[Saved data entries]

┌────────

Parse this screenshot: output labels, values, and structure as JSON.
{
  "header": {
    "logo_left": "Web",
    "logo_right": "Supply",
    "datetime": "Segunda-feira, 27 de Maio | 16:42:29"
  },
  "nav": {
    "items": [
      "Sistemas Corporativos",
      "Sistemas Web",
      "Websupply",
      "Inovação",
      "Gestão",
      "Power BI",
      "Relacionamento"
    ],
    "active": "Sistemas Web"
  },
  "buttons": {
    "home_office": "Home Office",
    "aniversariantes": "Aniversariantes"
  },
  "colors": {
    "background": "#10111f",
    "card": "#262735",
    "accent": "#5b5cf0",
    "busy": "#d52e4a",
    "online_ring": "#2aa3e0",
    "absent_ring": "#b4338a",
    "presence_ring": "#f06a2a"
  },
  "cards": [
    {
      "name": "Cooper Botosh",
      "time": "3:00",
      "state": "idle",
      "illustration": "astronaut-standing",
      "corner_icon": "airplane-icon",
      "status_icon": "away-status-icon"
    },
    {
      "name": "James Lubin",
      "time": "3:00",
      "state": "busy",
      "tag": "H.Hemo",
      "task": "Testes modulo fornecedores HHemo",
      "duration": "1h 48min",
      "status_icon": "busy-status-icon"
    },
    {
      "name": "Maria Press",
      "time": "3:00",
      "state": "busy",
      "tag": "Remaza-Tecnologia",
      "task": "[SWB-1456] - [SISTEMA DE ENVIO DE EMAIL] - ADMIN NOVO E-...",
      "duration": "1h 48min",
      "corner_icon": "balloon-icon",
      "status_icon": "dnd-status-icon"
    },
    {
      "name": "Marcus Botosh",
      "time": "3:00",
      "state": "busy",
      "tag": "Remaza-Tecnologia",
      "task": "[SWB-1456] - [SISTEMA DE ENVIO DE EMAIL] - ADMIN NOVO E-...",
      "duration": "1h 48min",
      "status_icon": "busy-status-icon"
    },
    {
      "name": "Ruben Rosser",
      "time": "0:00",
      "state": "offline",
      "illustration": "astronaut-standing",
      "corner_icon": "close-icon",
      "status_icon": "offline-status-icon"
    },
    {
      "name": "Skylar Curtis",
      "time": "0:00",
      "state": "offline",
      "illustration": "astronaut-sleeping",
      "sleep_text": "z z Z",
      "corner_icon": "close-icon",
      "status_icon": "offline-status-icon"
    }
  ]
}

└────────

◆ Request: Reproduce every entry shown above, precisely as it stands.

◆ Answer to this exercise:
Parse this screenshot: output labels, values, and structure as JSON.
{
  "header": {
    "logo_left": "Web",
    "logo_right": "Supply",
    "datetime": "Segunda-feira, 27 de Maio | 16:42:29"
  },
  "nav": {
    "items": [
      "Sistemas Corporativos",
      "Sistemas Web",
      "Websupply",
      "Inovação",
      "Gestão",
      "Power BI",
      "Relacionamento"
    ],
    "active": "Sistemas Web"
  },
  "buttons": {
    "home_office": "Home Office",
    "aniversariantes": "Aniversariantes"
  },
  "colors": {
    "background": "#10111f",
    "card": "#262735",
    "accent": "#5b5cf0",
    "busy": "#d52e4a",
    "online_ring": "#2aa3e0",
    "absent_ring": "#b4338a",
    "presence_ring": "#f06a2a"
  },
  "cards": [
    {
      "name": "Cooper Botosh",
      "time": "3:00",
      "state": "idle",
      "illustration": "astronaut-standing",
      "corner_icon": "airplane-icon",
      "status_icon": "away-status-icon"
    },
    {
      "name": "James Lubin",
      "time": "3:00",
      "state": "busy",
      "tag": "H.Hemo",
      "task": "Testes modulo fornecedores HHemo",
      "duration": "1h 48min",
      "status_icon": "busy-status-icon"
    },
    {
      "name": "Maria Press",
      "time": "3:00",
      "state": "busy",
      "tag": "Remaza-Tecnologia",
      "task": "[SWB-1456] - [SISTEMA DE ENVIO DE EMAIL] - ADMIN NOVO E-...",
      "duration": "1h 48min",
      "corner_icon": "balloon-icon",
      "status_icon": "dnd-status-icon"
    },
    {
      "name": "Marcus Botosh",
      "time": "3:00",
      "state": "busy",
      "tag": "Remaza-Tecnologia",
      "task": "[SWB-1456] - [SISTEMA DE ENVIO DE EMAIL] - ADMIN NOVO E-...",
      "duration": "1h 48min",
      "status_icon": "busy-status-icon"
    },
    {
      "name": "Ruben Rosser",
      "time": "0:00",
      "state": "offline",
      "illustration": "astronaut-standing",
      "corner_icon": "close-icon",
      "status_icon": "offline-status-icon"
    },
    {
      "name": "Skylar Curtis",
      "time": "0:00",
      "state": "offline",
      "illustration": "astronaut-sleeping",
      "sleep_text": "z z Z",
      "corner_icon": "close-icon",
      "status_icon": "offline-status-icon"
    }
  ]
}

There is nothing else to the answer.